* **Supplied material**:
================================

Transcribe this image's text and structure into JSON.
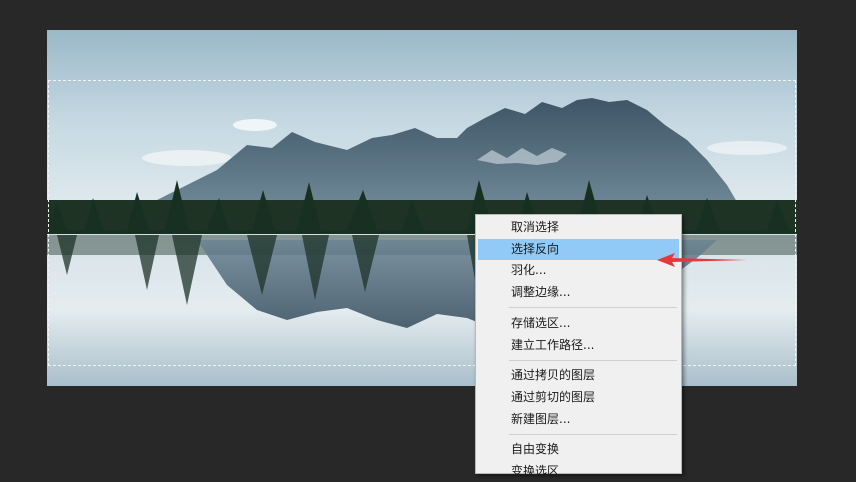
{
  "context_menu": {
    "groups": [
      [
        {
          "label": "取消选择",
          "highlighted": false
        },
        {
          "label": "选择反向",
          "highlighted": true
        },
        {
          "label": "羽化...",
          "highlighted": false
        },
        {
          "label": "调整边缘...",
          "highlighted": false
        }
      ],
      [
        {
          "label": "存储选区...",
          "highlighted": false
        },
        {
          "label": "建立工作路径...",
          "highlighted": false
        }
      ],
      [
        {
          "label": "通过拷贝的图层",
          "highlighted": false
        },
        {
          "label": "通过剪切的图层",
          "highlighted": false
        },
        {
          "label": "新建图层...",
          "highlighted": false
        }
      ],
      [
        {
          "label": "自由变换",
          "highlighted": false
        },
        {
          "label": "变换选区",
          "highlighted": false
        }
      ]
    ]
  },
  "annotation": {
    "icon": "red-arrow-icon",
    "color": "#e8363a"
  },
  "colors": {
    "highlight": "#91c9f7",
    "canvas_background": "#282828"
  }
}
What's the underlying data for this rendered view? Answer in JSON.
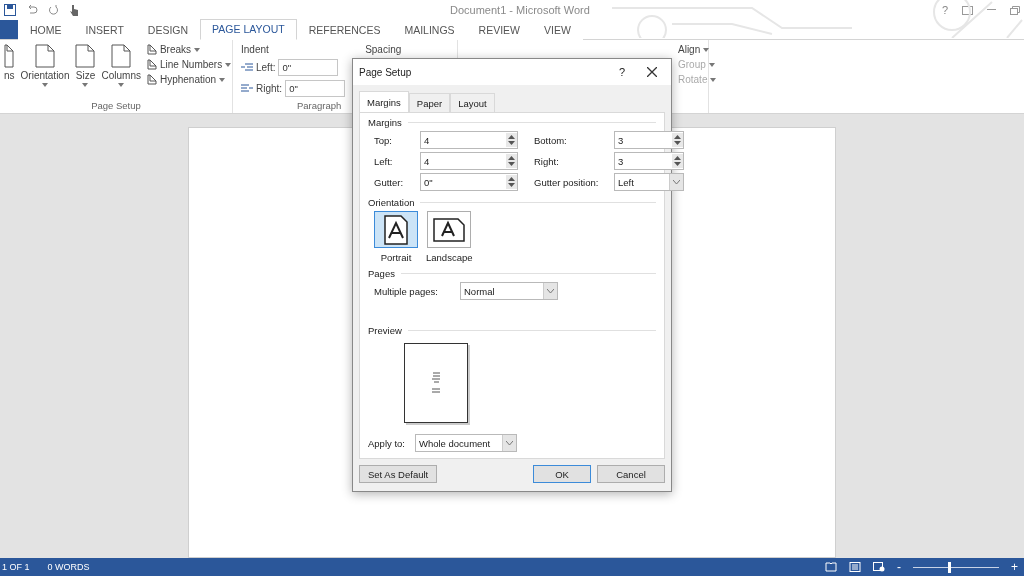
{
  "window": {
    "title": "Document1 - Microsoft Word",
    "help": "?"
  },
  "ribbon_tabs": [
    {
      "selected": false,
      "kind": "file"
    },
    {
      "label": "HOME",
      "selected": false,
      "kind": "tab"
    },
    {
      "label": "INSERT",
      "selected": false,
      "kind": "tab"
    },
    {
      "label": "DESIGN",
      "selected": false,
      "kind": "tab"
    },
    {
      "label": "PAGE LAYOUT",
      "selected": true,
      "kind": "tab"
    },
    {
      "label": "REFERENCES",
      "selected": false,
      "kind": "tab"
    },
    {
      "label": "MAILINGS",
      "selected": false,
      "kind": "tab"
    },
    {
      "label": "REVIEW",
      "selected": false,
      "kind": "tab"
    },
    {
      "label": "VIEW",
      "selected": false,
      "kind": "tab"
    }
  ],
  "page_setup_group": {
    "label": "Page Setup",
    "big_buttons": [
      "ns",
      "Orientation",
      "Size",
      "Columns"
    ],
    "small_buttons": [
      "Breaks",
      "Line Numbers",
      "Hyphenation"
    ]
  },
  "paragraph_group": {
    "label": "Paragraph",
    "indent_heading": "Indent",
    "spacing_heading": "Spacing",
    "indent_left_label": "Left:",
    "indent_left": "0\"",
    "indent_right_label": "Right:",
    "indent_right": "0\""
  },
  "arrange_group": [
    {
      "label": "Align",
      "disabled": false
    },
    {
      "label": "Group",
      "disabled": true
    },
    {
      "label": "Rotate",
      "disabled": true
    }
  ],
  "dialog": {
    "title": "Page Setup",
    "help": "?",
    "tabs": [
      {
        "label": "Margins",
        "selected": true
      },
      {
        "label": "Paper",
        "selected": false
      },
      {
        "label": "Layout",
        "selected": false
      }
    ],
    "margins_heading": "Margins",
    "margin_fields": [
      {
        "label": "Top:",
        "value": "4",
        "kind": "spin"
      },
      {
        "label": "Bottom:",
        "value": "3",
        "kind": "spin"
      },
      {
        "label": "Left:",
        "value": "4",
        "kind": "spin"
      },
      {
        "label": "Right:",
        "value": "3",
        "kind": "spin"
      },
      {
        "label": "Gutter:",
        "value": "0\"",
        "kind": "spin"
      },
      {
        "label": "Gutter position:",
        "value": "Left",
        "kind": "dropdown"
      }
    ],
    "orientation_heading": "Orientation",
    "orientations": [
      {
        "label": "Portrait",
        "selected": true
      },
      {
        "label": "Landscape",
        "selected": false
      }
    ],
    "pages_heading": "Pages",
    "multiple_pages_label": "Multiple pages:",
    "multiple_pages": "Normal",
    "preview_heading": "Preview",
    "apply_to_label": "Apply to:",
    "apply_to": "Whole document",
    "buttons": [
      {
        "label": "Set As Default",
        "default": false
      },
      {
        "label": "OK",
        "default": true
      },
      {
        "label": "Cancel",
        "default": false
      }
    ]
  },
  "status_bar": {
    "page": "1 OF 1",
    "words": "0 WORDS",
    "zoom": {
      "out": "-",
      "level": 0.42,
      "in": "+"
    }
  }
}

================================

* **Task to complete**: Pictures in the records above are not copied; print everything else exactly.

* **Exercise solution**:
Transcribe this image's text and structure into JSON.
{
  "context_menu": {
    "groups": [
      [
        {
          "label": "取消选择",
          "highlighted": false
        },
        {
          "label": "选择反向",
          "highlighted": true
        },
        {
          "label": "羽化...",
          "highlighted": false
        },
        {
          "label": "调整边缘...",
          "highlighted": false
        }
      ],
      [
        {
          "label": "存储选区...",
          "highlighted": false
        },
        {
          "label": "建立工作路径...",
          "highlighted": false
        }
      ],
      [
        {
          "label": "通过拷贝的图层",
          "highlighted": false
        },
        {
          "label": "通过剪切的图层",
          "highlighted": false
        },
        {
          "label": "新建图层...",
          "highlighted": false
        }
      ],
      [
        {
          "label": "自由变换",
          "highlighted": false
        },
        {
          "label": "变换选区",
          "highlighted": false
        }
      ]
    ]
  },
  "annotation": {
    "icon": "red-arrow-icon",
    "color": "#e8363a"
  },
  "colors": {
    "highlight": "#91c9f7",
    "canvas_background": "#282828"
  }
}
What's the underlying data for this rendered view? Answer in JSON.
{
  "window": {
    "title": "Document1 - Microsoft Word",
    "help": "?"
  },
  "ribbon_tabs": [
    {
      "selected": false,
      "kind": "file"
    },
    {
      "label": "HOME",
      "selected": false,
      "kind": "tab"
    },
    {
      "label": "INSERT",
      "selected": false,
      "kind": "tab"
    },
    {
      "label": "DESIGN",
      "selected": false,
      "kind": "tab"
    },
    {
      "label": "PAGE LAYOUT",
      "selected": true,
      "kind": "tab"
    },
    {
      "label": "REFERENCES",
      "selected": false,
      "kind": "tab"
    },
    {
      "label": "MAILINGS",
      "selected": false,
      "kind": "tab"
    },
    {
      "label": "REVIEW",
      "selected": false,
      "kind": "tab"
    },
    {
      "label": "VIEW",
      "selected": false,
      "kind": "tab"
    }
  ],
  "page_setup_group": {
    "label": "Page Setup",
    "big_buttons": [
      "ns",
      "Orientation",
      "Size",
      "Columns"
    ],
    "small_buttons": [
      "Breaks",
      "Line Numbers",
      "Hyphenation"
    ]
  },
  "paragraph_group": {
    "label": "Paragraph",
    "indent_heading": "Indent",
    "spacing_heading": "Spacing",
    "indent_left_label": "Left:",
    "indent_left": "0\"",
    "indent_right_label": "Right:",
    "indent_right": "0\""
  },
  "arrange_group": [
    {
      "label": "Align",
      "disabled": false
    },
    {
      "label": "Group",
      "disabled": true
    },
    {
      "label": "Rotate",
      "disabled": true
    }
  ],
  "dialog": {
    "title": "Page Setup",
    "help": "?",
    "tabs": [
      {
        "label": "Margins",
        "selected": true
      },
      {
        "label": "Paper",
        "selected": false
      },
      {
        "label": "Layout",
        "selected": false
      }
    ],
    "margins_heading": "Margins",
    "margin_fields": [
      {
        "label": "Top:",
        "value": "4",
        "kind": "spin"
      },
      {
        "label": "Bottom:",
        "value": "3",
        "kind": "spin"
      },
      {
        "label": "Left:",
        "value": "4",
        "kind": "spin"
      },
      {
        "label": "Right:",
        "value": "3",
        "kind": "spin"
      },
      {
        "label": "Gutter:",
        "value": "0\"",
        "kind": "spin"
      },
      {
        "label": "Gutter position:",
        "value": "Left",
        "kind": "dropdown"
      }
    ],
    "orientation_heading": "Orientation",
    "orientations": [
      {
        "label": "Portrait",
        "selected": true
      },
      {
        "label": "Landscape",
        "selected": false
      }
    ],
    "pages_heading": "Pages",
    "multiple_pages_label": "Multiple pages:",
    "multiple_pages": "Normal",
    "preview_heading": "Preview",
    "apply_to_label": "Apply to:",
    "apply_to": "Whole document",
    "buttons": [
      {
        "label": "Set As Default",
        "default": false
      },
      {
        "label": "OK",
        "default": true
      },
      {
        "label": "Cancel",
        "default": false
      }
    ]
  },
  "status_bar": {
    "page": "1 OF 1",
    "words": "0 WORDS",
    "zoom": {
      "out": "-",
      "level": 0.42,
      "in": "+"
    }
  }
}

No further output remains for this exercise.